__Entries drawn from a collection__.
* Begin *
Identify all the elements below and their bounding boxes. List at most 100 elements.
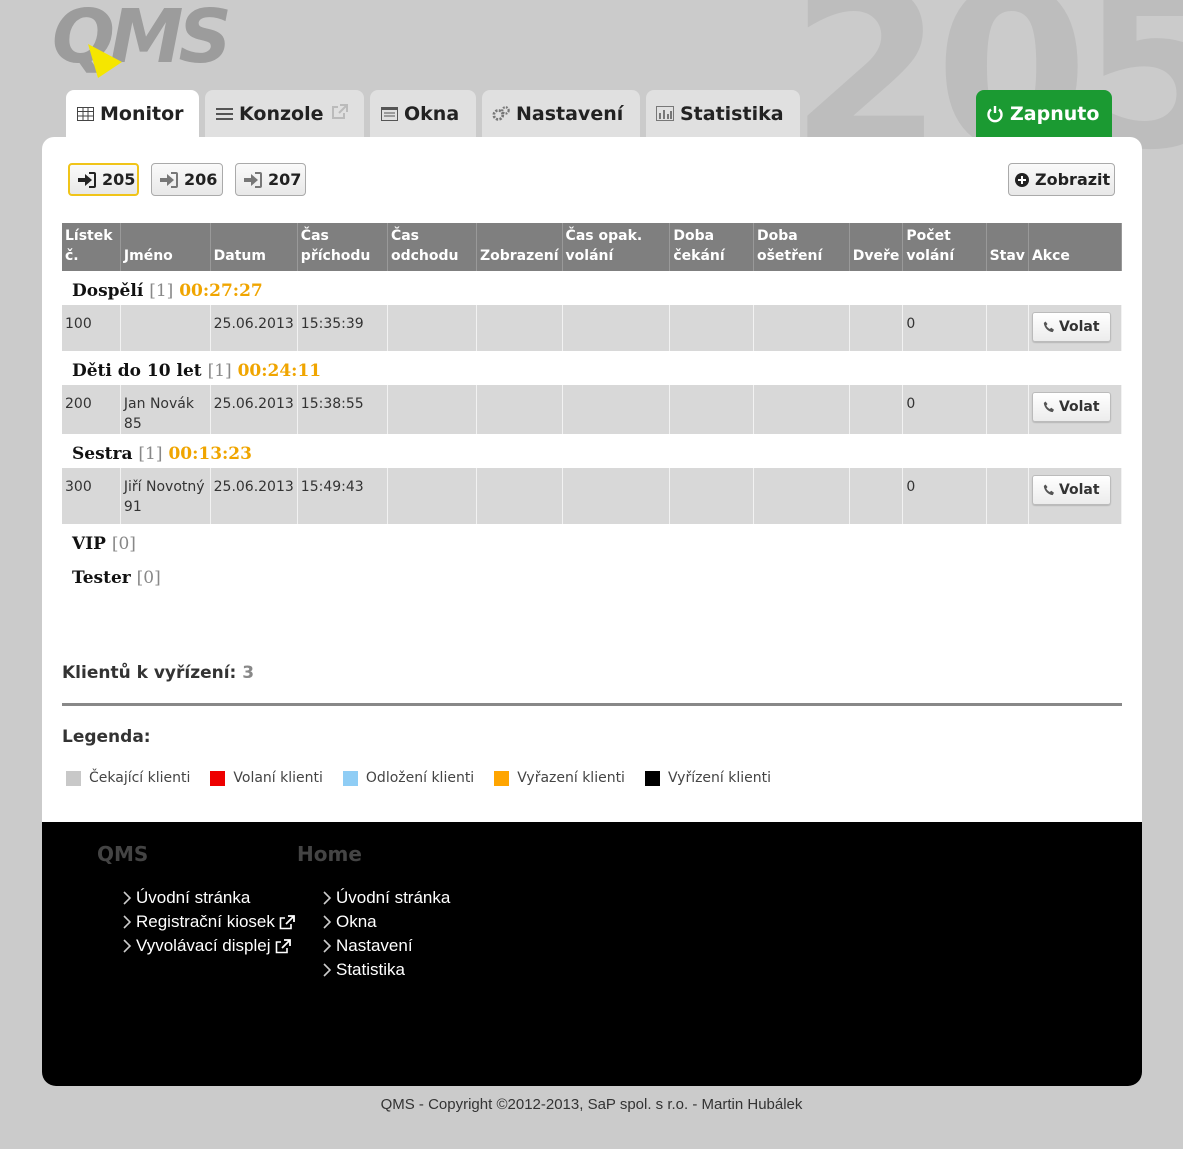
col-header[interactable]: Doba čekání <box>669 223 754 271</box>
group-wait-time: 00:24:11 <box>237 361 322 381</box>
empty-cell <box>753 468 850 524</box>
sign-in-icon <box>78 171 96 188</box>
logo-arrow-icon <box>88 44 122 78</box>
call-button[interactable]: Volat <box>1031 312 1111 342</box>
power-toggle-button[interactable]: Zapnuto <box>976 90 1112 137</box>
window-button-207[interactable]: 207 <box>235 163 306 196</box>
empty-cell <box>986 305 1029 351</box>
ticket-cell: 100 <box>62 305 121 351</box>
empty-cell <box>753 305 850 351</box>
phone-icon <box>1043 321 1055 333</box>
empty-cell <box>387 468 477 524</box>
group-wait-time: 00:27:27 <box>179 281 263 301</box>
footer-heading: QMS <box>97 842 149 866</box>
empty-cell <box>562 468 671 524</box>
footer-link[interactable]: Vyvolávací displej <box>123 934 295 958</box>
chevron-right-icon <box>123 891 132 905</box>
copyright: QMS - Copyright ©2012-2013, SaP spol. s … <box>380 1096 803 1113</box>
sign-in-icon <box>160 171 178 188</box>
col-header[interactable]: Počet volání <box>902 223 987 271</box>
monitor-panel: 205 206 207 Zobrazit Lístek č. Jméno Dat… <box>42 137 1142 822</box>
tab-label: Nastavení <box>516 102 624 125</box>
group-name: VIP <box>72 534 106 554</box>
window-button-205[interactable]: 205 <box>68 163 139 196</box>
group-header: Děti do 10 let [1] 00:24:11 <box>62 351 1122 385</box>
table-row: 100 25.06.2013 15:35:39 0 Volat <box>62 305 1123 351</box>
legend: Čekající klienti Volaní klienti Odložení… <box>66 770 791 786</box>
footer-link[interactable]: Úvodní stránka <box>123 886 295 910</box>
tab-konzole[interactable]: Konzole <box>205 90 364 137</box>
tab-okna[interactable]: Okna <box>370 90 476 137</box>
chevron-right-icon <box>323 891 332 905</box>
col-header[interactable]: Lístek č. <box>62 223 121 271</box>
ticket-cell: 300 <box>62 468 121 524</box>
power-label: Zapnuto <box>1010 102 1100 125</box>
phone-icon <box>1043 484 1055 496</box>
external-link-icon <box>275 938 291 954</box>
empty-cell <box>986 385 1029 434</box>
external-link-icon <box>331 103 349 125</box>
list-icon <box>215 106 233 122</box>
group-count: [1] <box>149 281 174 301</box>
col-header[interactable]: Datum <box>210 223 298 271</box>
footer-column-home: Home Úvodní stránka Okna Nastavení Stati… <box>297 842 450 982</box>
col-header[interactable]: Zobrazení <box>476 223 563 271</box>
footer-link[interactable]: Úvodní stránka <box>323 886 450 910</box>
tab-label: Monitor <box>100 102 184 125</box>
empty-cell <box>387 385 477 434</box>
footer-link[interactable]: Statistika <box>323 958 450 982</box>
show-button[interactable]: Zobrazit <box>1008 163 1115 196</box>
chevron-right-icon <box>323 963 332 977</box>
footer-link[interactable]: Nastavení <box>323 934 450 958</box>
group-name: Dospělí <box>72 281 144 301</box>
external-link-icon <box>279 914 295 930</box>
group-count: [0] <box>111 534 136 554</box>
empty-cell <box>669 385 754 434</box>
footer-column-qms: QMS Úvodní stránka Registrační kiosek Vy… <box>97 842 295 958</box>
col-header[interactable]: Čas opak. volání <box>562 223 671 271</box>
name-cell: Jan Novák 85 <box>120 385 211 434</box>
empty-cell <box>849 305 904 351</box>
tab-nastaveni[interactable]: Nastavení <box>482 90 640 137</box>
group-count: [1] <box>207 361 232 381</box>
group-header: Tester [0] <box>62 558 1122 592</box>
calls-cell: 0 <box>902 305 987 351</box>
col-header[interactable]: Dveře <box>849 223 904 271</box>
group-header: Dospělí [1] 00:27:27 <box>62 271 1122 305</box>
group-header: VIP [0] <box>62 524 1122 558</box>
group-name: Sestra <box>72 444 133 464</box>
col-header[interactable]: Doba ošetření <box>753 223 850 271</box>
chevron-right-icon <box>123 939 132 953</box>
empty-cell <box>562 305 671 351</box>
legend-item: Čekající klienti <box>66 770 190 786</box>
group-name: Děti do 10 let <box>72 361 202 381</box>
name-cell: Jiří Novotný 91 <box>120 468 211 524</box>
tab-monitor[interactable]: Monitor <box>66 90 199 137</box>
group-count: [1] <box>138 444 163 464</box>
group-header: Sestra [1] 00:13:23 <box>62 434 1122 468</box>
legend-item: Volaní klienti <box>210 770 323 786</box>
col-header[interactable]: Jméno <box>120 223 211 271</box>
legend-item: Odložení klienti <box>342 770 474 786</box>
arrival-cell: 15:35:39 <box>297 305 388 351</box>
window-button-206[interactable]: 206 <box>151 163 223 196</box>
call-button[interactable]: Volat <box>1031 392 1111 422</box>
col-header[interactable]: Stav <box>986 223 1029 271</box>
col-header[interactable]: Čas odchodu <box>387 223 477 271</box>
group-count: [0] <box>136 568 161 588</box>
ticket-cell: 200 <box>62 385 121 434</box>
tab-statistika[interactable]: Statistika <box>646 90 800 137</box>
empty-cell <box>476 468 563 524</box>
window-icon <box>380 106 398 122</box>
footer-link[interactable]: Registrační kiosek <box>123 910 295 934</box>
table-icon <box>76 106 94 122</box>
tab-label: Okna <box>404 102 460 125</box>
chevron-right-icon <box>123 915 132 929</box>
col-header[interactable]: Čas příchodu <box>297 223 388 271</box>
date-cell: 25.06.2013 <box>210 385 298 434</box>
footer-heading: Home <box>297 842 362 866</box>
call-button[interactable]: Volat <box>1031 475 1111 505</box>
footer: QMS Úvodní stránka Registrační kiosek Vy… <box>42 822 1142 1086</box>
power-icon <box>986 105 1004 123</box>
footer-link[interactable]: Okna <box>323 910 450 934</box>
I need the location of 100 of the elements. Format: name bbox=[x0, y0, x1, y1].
* End *
__PROBLEM DETAILS__.
Change every "empty-cell" in these lines to "blank-cell", keeping all else the same. Write out all the lines again without the pictures.

__RESPONSE TO THIS EXERCISE__.
Identify all the elements below and their bounding boxes. List at most 100 elements.
col-header[interactable]: Doba čekání <box>669 223 754 271</box>
group-wait-time: 00:24:11 <box>237 361 322 381</box>
blank-cell <box>753 468 850 524</box>
sign-in-icon <box>78 171 96 188</box>
logo-arrow-icon <box>88 44 122 78</box>
call-button[interactable]: Volat <box>1031 312 1111 342</box>
power-toggle-button[interactable]: Zapnuto <box>976 90 1112 137</box>
window-button-207[interactable]: 207 <box>235 163 306 196</box>
blank-cell <box>986 305 1029 351</box>
ticket-cell: 100 <box>62 305 121 351</box>
blank-cell <box>753 305 850 351</box>
phone-icon <box>1043 321 1055 333</box>
blank-cell <box>387 468 477 524</box>
group-wait-time: 00:27:27 <box>179 281 263 301</box>
footer-heading: QMS <box>97 842 149 866</box>
blank-cell <box>562 468 671 524</box>
footer-link[interactable]: Vyvolávací displej <box>123 934 295 958</box>
chevron-right-icon <box>123 891 132 905</box>
copyright: QMS - Copyright ©2012-2013, SaP spol. s … <box>380 1096 803 1113</box>
sign-in-icon <box>160 171 178 188</box>
col-header[interactable]: Počet volání <box>902 223 987 271</box>
monitor-panel: 205 206 207 Zobrazit Lístek č. Jméno Dat… <box>42 137 1142 822</box>
tab-label: Nastavení <box>516 102 624 125</box>
group-name: VIP <box>72 534 106 554</box>
window-button-205[interactable]: 205 <box>68 163 139 196</box>
group-header: Děti do 10 let [1] 00:24:11 <box>62 351 1122 385</box>
table-row: 100 25.06.2013 15:35:39 0 Volat <box>62 305 1123 351</box>
legend: Čekající klienti Volaní klienti Odložení… <box>66 770 791 786</box>
footer-link[interactable]: Úvodní stránka <box>123 886 295 910</box>
tab-konzole[interactable]: Konzole <box>205 90 364 137</box>
tab-okna[interactable]: Okna <box>370 90 476 137</box>
chevron-right-icon <box>323 891 332 905</box>
col-header[interactable]: Lístek č. <box>62 223 121 271</box>
ticket-cell: 300 <box>62 468 121 524</box>
power-label: Zapnuto <box>1010 102 1100 125</box>
phone-icon <box>1043 484 1055 496</box>
external-link-icon <box>275 938 291 954</box>
blank-cell <box>986 385 1029 434</box>
external-link-icon <box>331 103 349 125</box>
list-icon <box>215 106 233 122</box>
group-count: [1] <box>149 281 174 301</box>
col-header[interactable]: Datum <box>210 223 298 271</box>
footer-column-home: Home Úvodní stránka Okna Nastavení Stati… <box>297 842 450 982</box>
col-header[interactable]: Zobrazení <box>476 223 563 271</box>
footer-link[interactable]: Úvodní stránka <box>323 886 450 910</box>
tab-label: Monitor <box>100 102 184 125</box>
blank-cell <box>387 385 477 434</box>
footer-link[interactable]: Statistika <box>323 958 450 982</box>
show-button[interactable]: Zobrazit <box>1008 163 1115 196</box>
chevron-right-icon <box>323 963 332 977</box>
footer-link[interactable]: Nastavení <box>323 934 450 958</box>
group-name: Dospělí <box>72 281 144 301</box>
external-link-icon <box>279 914 295 930</box>
group-count: [0] <box>111 534 136 554</box>
blank-cell <box>669 385 754 434</box>
footer-column-qms: QMS Úvodní stránka Registrační kiosek Vy… <box>97 842 295 958</box>
col-header[interactable]: Čas opak. volání <box>562 223 671 271</box>
name-cell: Jan Novák 85 <box>120 385 211 434</box>
blank-cell <box>849 305 904 351</box>
tab-nastaveni[interactable]: Nastavení <box>482 90 640 137</box>
group-count: [1] <box>207 361 232 381</box>
group-header: Tester [0] <box>62 558 1122 592</box>
calls-cell: 0 <box>902 305 987 351</box>
col-header[interactable]: Dveře <box>849 223 904 271</box>
group-header: Dospělí [1] 00:27:27 <box>62 271 1122 305</box>
group-header: VIP [0] <box>62 524 1122 558</box>
group-name: Sestra <box>72 444 133 464</box>
col-header[interactable]: Doba ošetření <box>753 223 850 271</box>
chevron-right-icon <box>123 939 132 953</box>
blank-cell <box>562 305 671 351</box>
legend-item: Čekající klienti <box>66 770 190 786</box>
group-name: Děti do 10 let <box>72 361 202 381</box>
name-cell: Jiří Novotný 91 <box>120 468 211 524</box>
tab-monitor[interactable]: Monitor <box>66 90 199 137</box>
group-count: [1] <box>138 444 163 464</box>
group-header: Sestra [1] 00:13:23 <box>62 434 1122 468</box>
legend-item: Volaní klienti <box>210 770 323 786</box>
col-header[interactable]: Jméno <box>120 223 211 271</box>
legend-item: Odložení klienti <box>342 770 474 786</box>
arrival-cell: 15:35:39 <box>297 305 388 351</box>
window-button-206[interactable]: 206 <box>151 163 223 196</box>
call-button[interactable]: Volat <box>1031 392 1111 422</box>
col-header[interactable]: Stav <box>986 223 1029 271</box>
col-header[interactable]: Čas odchodu <box>387 223 477 271</box>
group-count: [0] <box>136 568 161 588</box>
ticket-cell: 200 <box>62 385 121 434</box>
tab-statistika[interactable]: Statistika <box>646 90 800 137</box>
blank-cell <box>476 468 563 524</box>
window-icon <box>380 106 398 122</box>
footer-link[interactable]: Registrační kiosek <box>123 910 295 934</box>
table-icon <box>76 106 94 122</box>
tab-label: Okna <box>404 102 460 125</box>
chevron-right-icon <box>123 915 132 929</box>
col-header[interactable]: Čas příchodu <box>297 223 388 271</box>
date-cell: 25.06.2013 <box>210 385 298 434</box>
footer-heading: Home <box>297 842 362 866</box>
call-button[interactable]: Volat <box>1031 475 1111 505</box>
footer: QMS Úvodní stránka Registrační kiosek Vy… <box>42 822 1142 1086</box>
power-icon <box>986 105 1004 123</box>
footer-link[interactable]: Okna <box>323 910 450 934</box>
I need the location of 100 of the elements. Format: name bbox=[x0, y0, x1, y1].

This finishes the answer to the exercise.